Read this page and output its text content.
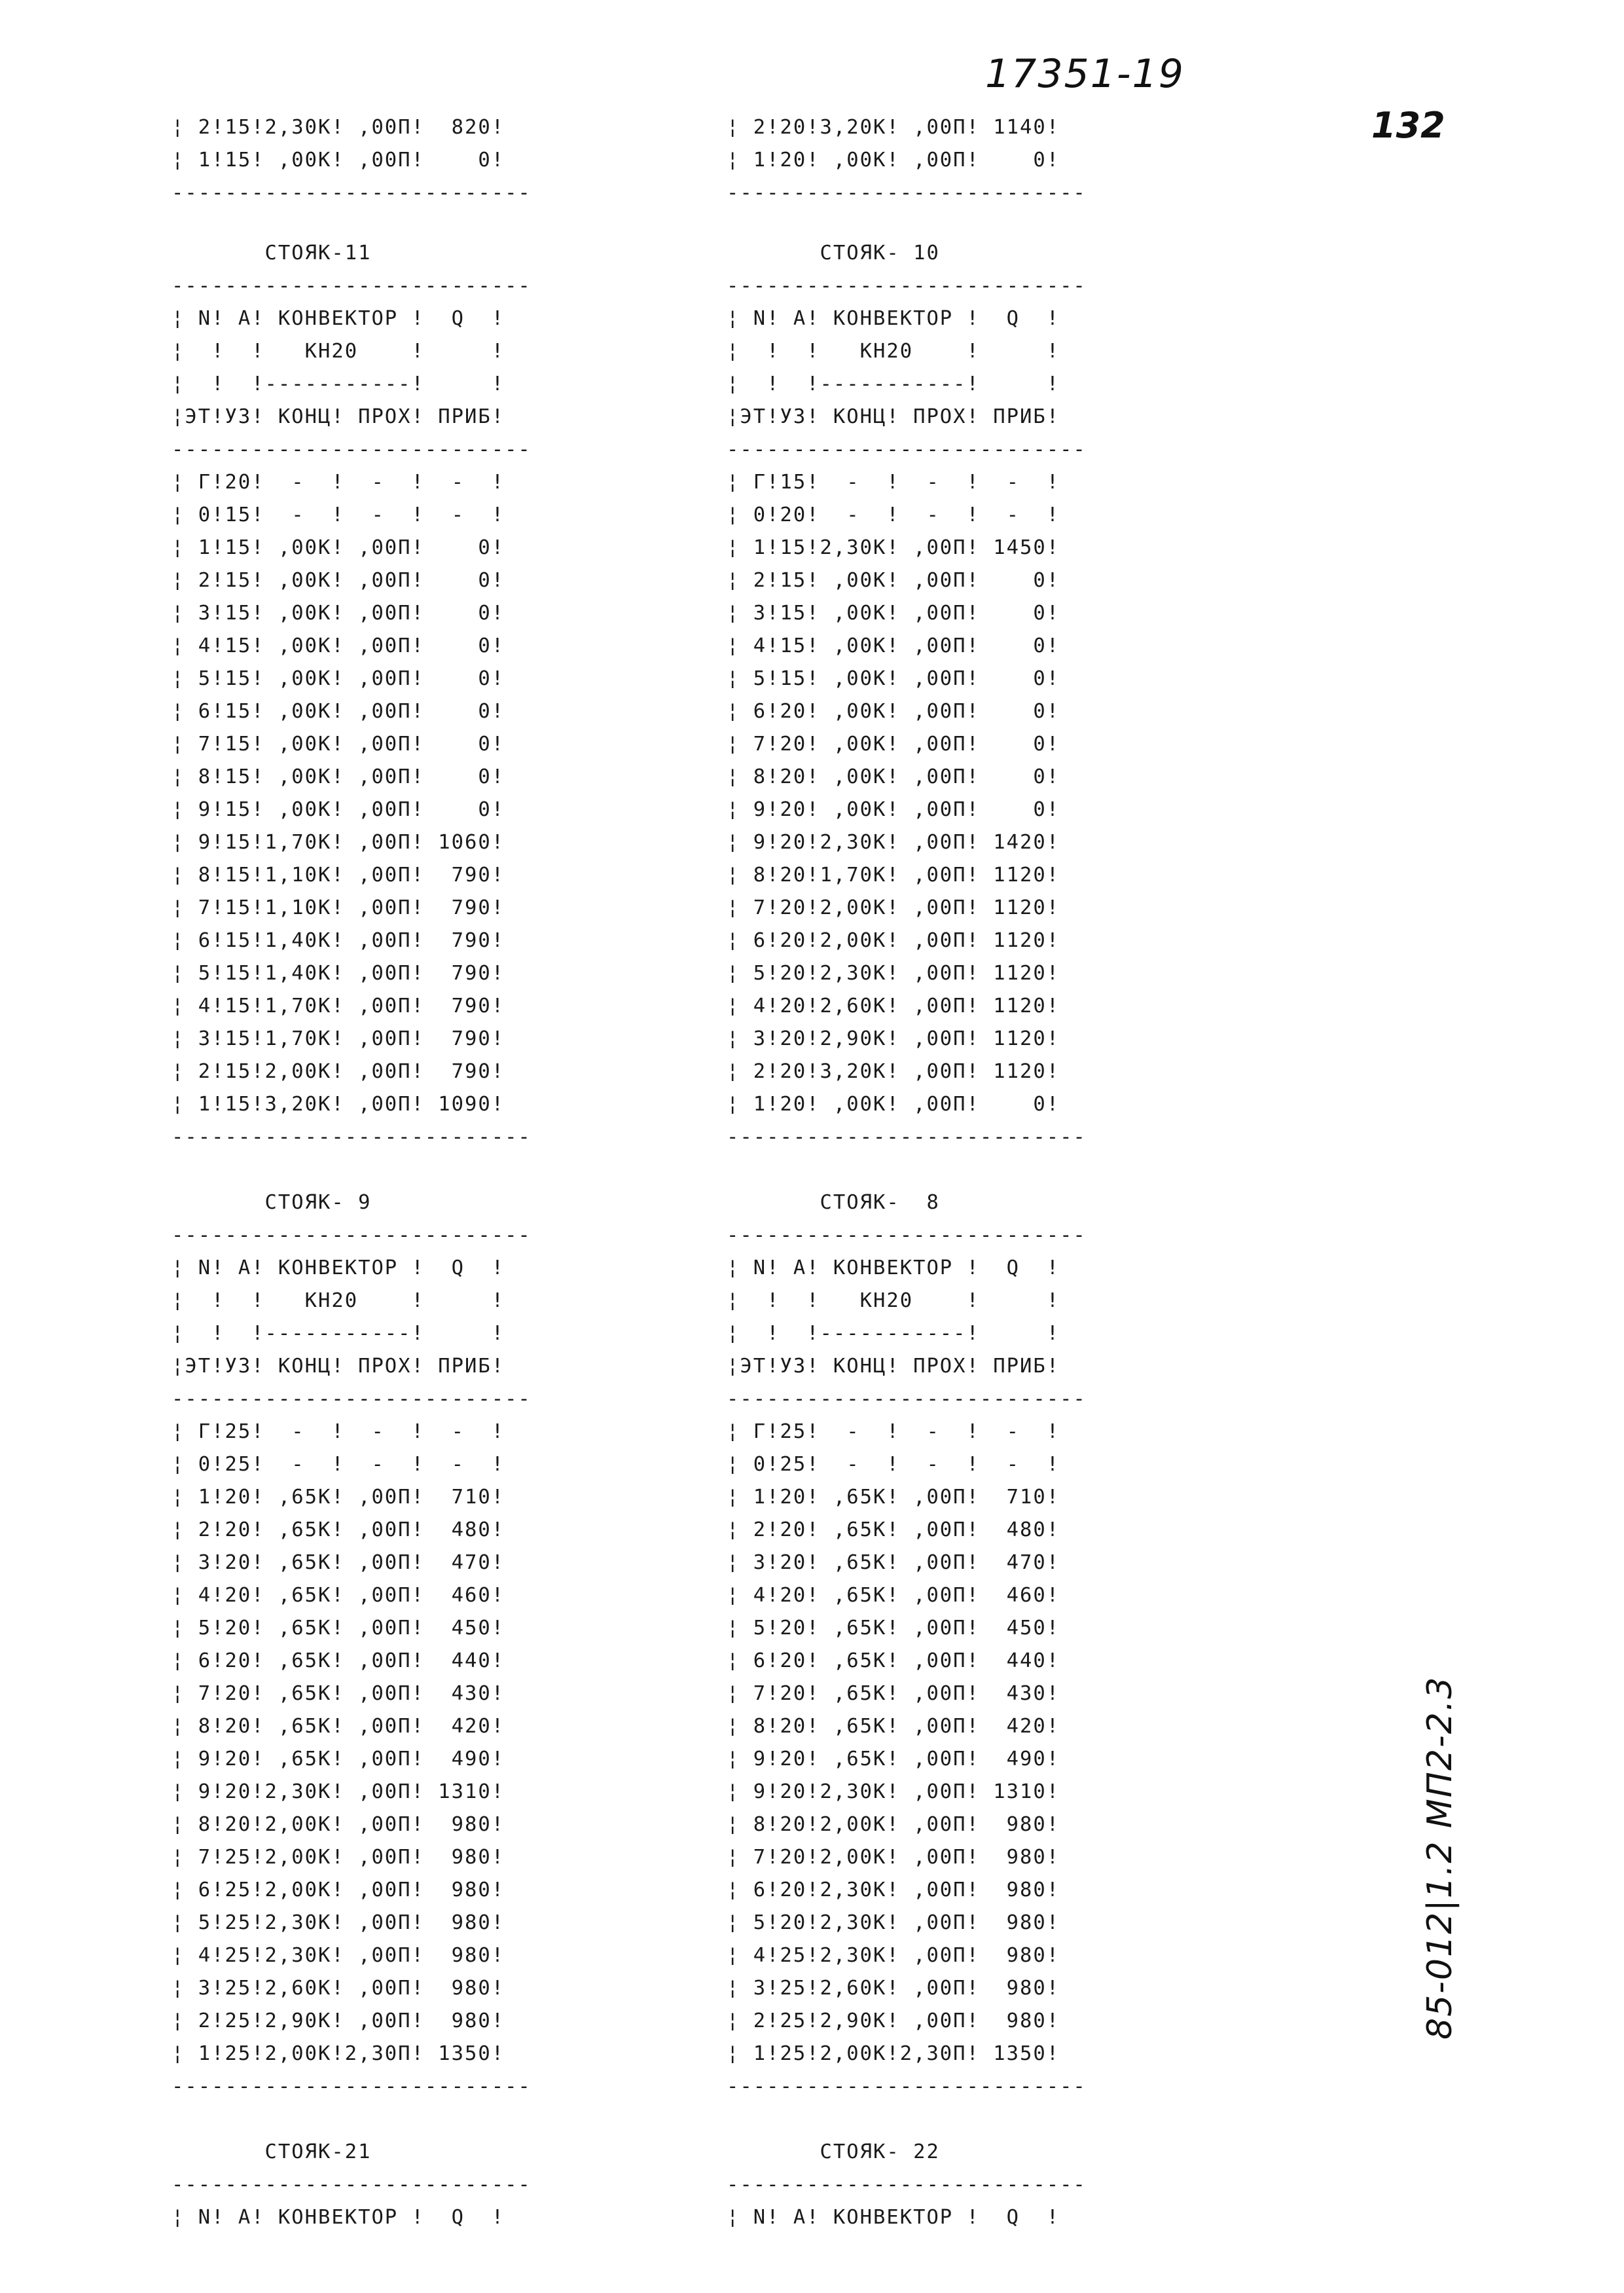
17351-19
132
85-012|1.2 МП2-2.3
¦ 2!15!2,30К! ,00П!  820!
¦ 1!15! ,00К! ,00П!    0!
---------------------------
¦ 2!20!3,20К! ,00П! 1140!
¦ 1!20! ,00К! ,00П!    0!
---------------------------
СТОЯК-11
---------------------------
¦ N! А! КОНВЕКТОР !  Q  !
¦  !  !   КН20    !     !
¦  !  !-----------!     !
¦ЭТ!УЗ! КОНЦ! ПРОХ! ПРИБ!
---------------------------
¦ Г!20!  -  !  -  !  -  !
¦ 0!15!  -  !  -  !  -  !
¦ 1!15! ,00К! ,00П!    0!
¦ 2!15! ,00К! ,00П!    0!
¦ 3!15! ,00К! ,00П!    0!
¦ 4!15! ,00К! ,00П!    0!
¦ 5!15! ,00К! ,00П!    0!
¦ 6!15! ,00К! ,00П!    0!
¦ 7!15! ,00К! ,00П!    0!
¦ 8!15! ,00К! ,00П!    0!
¦ 9!15! ,00К! ,00П!    0!
¦ 9!15!1,70К! ,00П! 1060!
¦ 8!15!1,10К! ,00П!  790!
¦ 7!15!1,10К! ,00П!  790!
¦ 6!15!1,40К! ,00П!  790!
¦ 5!15!1,40К! ,00П!  790!
¦ 4!15!1,70К! ,00П!  790!
¦ 3!15!1,70К! ,00П!  790!
¦ 2!15!2,00К! ,00П!  790!
¦ 1!15!3,20К! ,00П! 1090!
---------------------------
СТОЯК- 10
---------------------------
¦ N! А! КОНВЕКТОР !  Q  !
¦  !  !   КН20    !     !
¦  !  !-----------!     !
¦ЭТ!УЗ! КОНЦ! ПРОХ! ПРИБ!
---------------------------
¦ Г!15!  -  !  -  !  -  !
¦ 0!20!  -  !  -  !  -  !
¦ 1!15!2,30К! ,00П! 1450!
¦ 2!15! ,00К! ,00П!    0!
¦ 3!15! ,00К! ,00П!    0!
¦ 4!15! ,00К! ,00П!    0!
¦ 5!15! ,00К! ,00П!    0!
¦ 6!20! ,00К! ,00П!    0!
¦ 7!20! ,00К! ,00П!    0!
¦ 8!20! ,00К! ,00П!    0!
¦ 9!20! ,00К! ,00П!    0!
¦ 9!20!2,30К! ,00П! 1420!
¦ 8!20!1,70К! ,00П! 1120!
¦ 7!20!2,00К! ,00П! 1120!
¦ 6!20!2,00К! ,00П! 1120!
¦ 5!20!2,30К! ,00П! 1120!
¦ 4!20!2,60К! ,00П! 1120!
¦ 3!20!2,90К! ,00П! 1120!
¦ 2!20!3,20К! ,00П! 1120!
¦ 1!20! ,00К! ,00П!    0!
---------------------------
СТОЯК- 9
---------------------------
¦ N! А! КОНВЕКТОР !  Q  !
¦  !  !   КН20    !     !
¦  !  !-----------!     !
¦ЭТ!УЗ! КОНЦ! ПРОХ! ПРИБ!
---------------------------
¦ Г!25!  -  !  -  !  -  !
¦ 0!25!  -  !  -  !  -  !
¦ 1!20! ,65К! ,00П!  710!
¦ 2!20! ,65К! ,00П!  480!
¦ 3!20! ,65К! ,00П!  470!
¦ 4!20! ,65К! ,00П!  460!
¦ 5!20! ,65К! ,00П!  450!
¦ 6!20! ,65К! ,00П!  440!
¦ 7!20! ,65К! ,00П!  430!
¦ 8!20! ,65К! ,00П!  420!
¦ 9!20! ,65К! ,00П!  490!
¦ 9!20!2,30К! ,00П! 1310!
¦ 8!20!2,00К! ,00П!  980!
¦ 7!25!2,00К! ,00П!  980!
¦ 6!25!2,00К! ,00П!  980!
¦ 5!25!2,30К! ,00П!  980!
¦ 4!25!2,30К! ,00П!  980!
¦ 3!25!2,60К! ,00П!  980!
¦ 2!25!2,90К! ,00П!  980!
¦ 1!25!2,00К!2,30П! 1350!
---------------------------
СТОЯК-  8
---------------------------
¦ N! А! КОНВЕКТОР !  Q  !
¦  !  !   КН20    !     !
¦  !  !-----------!     !
¦ЭТ!УЗ! КОНЦ! ПРОХ! ПРИБ!
---------------------------
¦ Г!25!  -  !  -  !  -  !
¦ 0!25!  -  !  -  !  -  !
¦ 1!20! ,65К! ,00П!  710!
¦ 2!20! ,65К! ,00П!  480!
¦ 3!20! ,65К! ,00П!  470!
¦ 4!20! ,65К! ,00П!  460!
¦ 5!20! ,65К! ,00П!  450!
¦ 6!20! ,65К! ,00П!  440!
¦ 7!20! ,65К! ,00П!  430!
¦ 8!20! ,65К! ,00П!  420!
¦ 9!20! ,65К! ,00П!  490!
¦ 9!20!2,30К! ,00П! 1310!
¦ 8!20!2,00К! ,00П!  980!
¦ 7!20!2,00К! ,00П!  980!
¦ 6!20!2,30К! ,00П!  980!
¦ 5!20!2,30К! ,00П!  980!
¦ 4!25!2,30К! ,00П!  980!
¦ 3!25!2,60К! ,00П!  980!
¦ 2!25!2,90К! ,00П!  980!
¦ 1!25!2,00К!2,30П! 1350!
---------------------------
СТОЯК-21
---------------------------
¦ N! А! КОНВЕКТОР !  Q  !
СТОЯК- 22
---------------------------
¦ N! А! КОНВЕКТОР !  Q  !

* * * *

* THE REQUEST
Above are the records. Identify each line that contains the word "СТОЯК".

* WORKED ANSWER
СТОЯК-11
СТОЯК- 10
СТОЯК- 9
СТОЯК-  8
СТОЯК-21
СТОЯК- 22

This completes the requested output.